PAGE:
It's fairly well-known that the chief reason for Japan's particular approach to swordsmithing is that the country is fairly poor in iron, requiring the elaborate process of folding the impurities out of the steel it produces. What's less clear, as far as I can find, is _why_ Japan's native supply of iron is so poor. What geological circumstances bring about such scarcity, and what other side effects are there of those circumstances? Doesn't necessarily need to be Japan's specific conditions, it was just the best example of an iron-scarce region that came to mind.

A further question, though one more of extrapolation and perhaps befitting the Worldbuilding board, is how do civilizations tend to adapt to developing in iron-poor regions?


----------



## CupofJoe (Mar 1, 2017)

The answer to why Japan is Iron ore poor might be , they just are...
The deposits are not spread evenly. And even if the deposits were there, for a long time, if they weren't within 50ft of the surface they really weren't a factor. 
My guess is that it has to do with the age of the rocks. Japan fairly new [geologically speaking] and is in places volcanic, so it may be constructed from newer lighter rock... 
Iron seem to come from older rocks and can be used where these are brought to the surface.
As for how civilisations deal with this? If they didn't have it how would they miss it? [Until an army wheeling iron weapons poured over the hill...]
 They would find things they do have to fill the need; Bamboo in China/SE Asia, Obsidian in the Americas, Bronze and Copper in Europe.


----------



## Drakevarg (Mar 1, 2017)

CupofJoe said:


> As for how civilisations deal with this? If the didn't have it how would they miss it? [Until an army wheeling iron weapons poured over the hill]



Right, I didn't mean to imply that it was a disadvantage they were actively aware of, more just broadly asking how cultures without iron develop compared to ones who have it.


----------



## CupofJoe (Mar 1, 2017)

Drakevarg said:


> Right, I didn't mean to imply that it was a disadvantage they were actively aware of, more just broadly asking how cultures without iron develop compared to ones who have it.


Point taken...
*Differently* is my easy/complex answer. They found alternative ways of doing the things they needed. As to the exact HOW, that depends on what was missing and what was needed.
It is sort of like the Incas not "discovering" the wheel. 
They almost certainly did but it wasn't of great use to them in such hilly terrain along the Andes. They used pack animals that could handle the narrow twisting trails better.
Elsewhere, another example might be Bamboo. 
It has been cited as a reason that ancient China doesn't seem to have the European transition/progression of technologies. They had Bamboo and lots of it. They could use it to make homes, weapons, armour, tools, even cooking vessels that might have been metal or clay in the Europe. Okay they didn't last as long but Bamboo grows very quickly so you could just go and make a new one if something broke. And once it was thrown away it rotted down quickly... No evidence it existed. 
I don't know why but they still use Bamboo for [multi-storey] scaffolding in places like Hong Kong today...

EXERCISE TASKS:
**a)** According to the forum thread, what did the Incas use instead of the wheel on the narrow, twisting Andes trails?
**b)** Please list every kind of item the forum thread says ancient China could make from bamboo.

PROVIDED MATERIAL:

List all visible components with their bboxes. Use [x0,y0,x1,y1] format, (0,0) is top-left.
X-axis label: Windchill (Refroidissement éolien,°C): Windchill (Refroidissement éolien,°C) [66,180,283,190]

SOLUTIONS TO THE TASKS:
**a)** Pack animals

**b)** Homes, weapons, armor, tools, cooking vessels